(Stored records)
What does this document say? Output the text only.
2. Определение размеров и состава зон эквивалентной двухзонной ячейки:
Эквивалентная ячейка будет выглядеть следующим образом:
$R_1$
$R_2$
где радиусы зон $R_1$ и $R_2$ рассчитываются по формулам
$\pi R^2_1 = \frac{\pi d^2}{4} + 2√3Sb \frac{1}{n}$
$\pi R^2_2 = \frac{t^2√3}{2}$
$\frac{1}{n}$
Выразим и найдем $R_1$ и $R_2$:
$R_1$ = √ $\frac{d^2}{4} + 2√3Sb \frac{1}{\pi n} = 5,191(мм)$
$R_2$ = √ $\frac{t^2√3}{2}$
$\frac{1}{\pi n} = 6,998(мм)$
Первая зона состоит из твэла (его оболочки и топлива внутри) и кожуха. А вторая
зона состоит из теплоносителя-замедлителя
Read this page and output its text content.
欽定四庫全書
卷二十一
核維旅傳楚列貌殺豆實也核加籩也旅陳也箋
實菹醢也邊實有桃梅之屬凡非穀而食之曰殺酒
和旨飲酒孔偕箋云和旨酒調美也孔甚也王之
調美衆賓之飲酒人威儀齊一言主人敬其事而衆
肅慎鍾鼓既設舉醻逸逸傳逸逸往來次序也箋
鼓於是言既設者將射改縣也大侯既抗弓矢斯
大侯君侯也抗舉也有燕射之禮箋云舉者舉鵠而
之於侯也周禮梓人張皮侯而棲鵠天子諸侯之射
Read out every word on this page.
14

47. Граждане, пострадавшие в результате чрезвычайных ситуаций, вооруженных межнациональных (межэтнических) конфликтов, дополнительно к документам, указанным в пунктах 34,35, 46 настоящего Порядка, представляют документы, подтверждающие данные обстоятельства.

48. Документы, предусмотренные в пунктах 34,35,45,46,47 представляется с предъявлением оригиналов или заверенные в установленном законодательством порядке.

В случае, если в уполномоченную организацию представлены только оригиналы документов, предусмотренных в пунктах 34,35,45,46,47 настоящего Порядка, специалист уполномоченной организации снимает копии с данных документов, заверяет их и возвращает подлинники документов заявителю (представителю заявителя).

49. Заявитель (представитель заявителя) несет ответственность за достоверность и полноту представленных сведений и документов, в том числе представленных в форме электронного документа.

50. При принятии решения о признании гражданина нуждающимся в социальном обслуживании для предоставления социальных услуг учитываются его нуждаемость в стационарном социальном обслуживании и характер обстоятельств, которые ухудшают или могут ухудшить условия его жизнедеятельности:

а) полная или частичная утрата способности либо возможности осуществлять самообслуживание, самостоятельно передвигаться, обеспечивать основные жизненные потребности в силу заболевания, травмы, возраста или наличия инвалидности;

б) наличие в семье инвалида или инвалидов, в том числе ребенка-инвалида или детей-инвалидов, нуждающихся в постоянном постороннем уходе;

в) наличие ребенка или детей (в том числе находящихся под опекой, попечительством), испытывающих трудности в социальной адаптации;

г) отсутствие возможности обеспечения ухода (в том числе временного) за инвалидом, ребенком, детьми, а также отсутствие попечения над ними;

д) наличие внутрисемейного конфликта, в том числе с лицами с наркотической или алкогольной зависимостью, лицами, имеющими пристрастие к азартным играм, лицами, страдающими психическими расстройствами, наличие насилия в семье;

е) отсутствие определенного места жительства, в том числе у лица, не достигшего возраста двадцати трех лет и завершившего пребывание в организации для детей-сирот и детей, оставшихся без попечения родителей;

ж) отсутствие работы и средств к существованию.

→ **Written instruction**
Set down the material above again, word for word.

→ **Output for this exercise**
What does this document say? Output the text only.
2. Определение размеров и состава зон эквивалентной двухзонной ячейки:
Эквивалентная ячейка будет выглядеть следующим образом:
$R_1$
$R_2$
где радиусы зон $R_1$ и $R_2$ рассчитываются по формулам
$\pi R^2_1 = \frac{\pi d^2}{4} + 2√3Sb \frac{1}{n}$
$\pi R^2_2 = \frac{t^2√3}{2}$
$\frac{1}{n}$
Выразим и найдем $R_1$ и $R_2$:
$R_1$ = √ $\frac{d^2}{4} + 2√3Sb \frac{1}{\pi n} = 5,191(мм)$
$R_2$ = √ $\frac{t^2√3}{2}$
$\frac{1}{\pi n} = 6,998(мм)$
Первая зона состоит из твэла (его оболочки и топлива внутри) и кожуха. А вторая
зона состоит из теплоносителя-замедлителя
Read this page and output its text content.
欽定四庫全書
卷二十一
核維旅傳楚列貌殺豆實也核加籩也旅陳也箋
實菹醢也邊實有桃梅之屬凡非穀而食之曰殺酒
和旨飲酒孔偕箋云和旨酒調美也孔甚也王之
調美衆賓之飲酒人威儀齊一言主人敬其事而衆
肅慎鍾鼓既設舉醻逸逸傳逸逸往來次序也箋
鼓於是言既設者將射改縣也大侯既抗弓矢斯
大侯君侯也抗舉也有燕射之禮箋云舉者舉鵠而
之於侯也周禮梓人張皮侯而棲鵠天子諸侯之射
Read out every word on this page.
14

47. Граждане, пострадавшие в результате чрезвычайных ситуаций, вооруженных межнациональных (межэтнических) конфликтов, дополнительно к документам, указанным в пунктах 34,35, 46 настоящего Порядка, представляют документы, подтверждающие данные обстоятельства.

48. Документы, предусмотренные в пунктах 34,35,45,46,47 представляется с предъявлением оригиналов или заверенные в установленном законодательством порядке.

В случае, если в уполномоченную организацию представлены только оригиналы документов, предусмотренных в пунктах 34,35,45,46,47 настоящего Порядка, специалист уполномоченной организации снимает копии с данных документов, заверяет их и возвращает подлинники документов заявителю (представителю заявителя).

49. Заявитель (представитель заявителя) несет ответственность за достоверность и полноту представленных сведений и документов, в том числе представленных в форме электронного документа.

50. При принятии решения о признании гражданина нуждающимся в социальном обслуживании для предоставления социальных услуг учитываются его нуждаемость в стационарном социальном обслуживании и характер обстоятельств, которые ухудшают или могут ухудшить условия его жизнедеятельности:

а) полная или частичная утрата способности либо возможности осуществлять самообслуживание, самостоятельно передвигаться, обеспечивать основные жизненные потребности в силу заболевания, травмы, возраста или наличия инвалидности;

б) наличие в семье инвалида или инвалидов, в том числе ребенка-инвалида или детей-инвалидов, нуждающихся в постоянном постороннем уходе;

в) наличие ребенка или детей (в том числе находящихся под опекой, попечительством), испытывающих трудности в социальной адаптации;

г) отсутствие возможности обеспечения ухода (в том числе временного) за инвалидом, ребенком, детьми, а также отсутствие попечения над ними;

д) наличие внутрисемейного конфликта, в том числе с лицами с наркотической или алкогольной зависимостью, лицами, имеющими пристрастие к азартным играм, лицами, страдающими психическими расстройствами, наличие насилия в семье;

е) отсутствие определенного места жительства, в том числе у лица, не достигшего возраста двадцати трех лет и завершившего пребывание в организации для детей-сирот и детей, оставшихся без попечения родителей;

ж) отсутствие работы и средств к существованию.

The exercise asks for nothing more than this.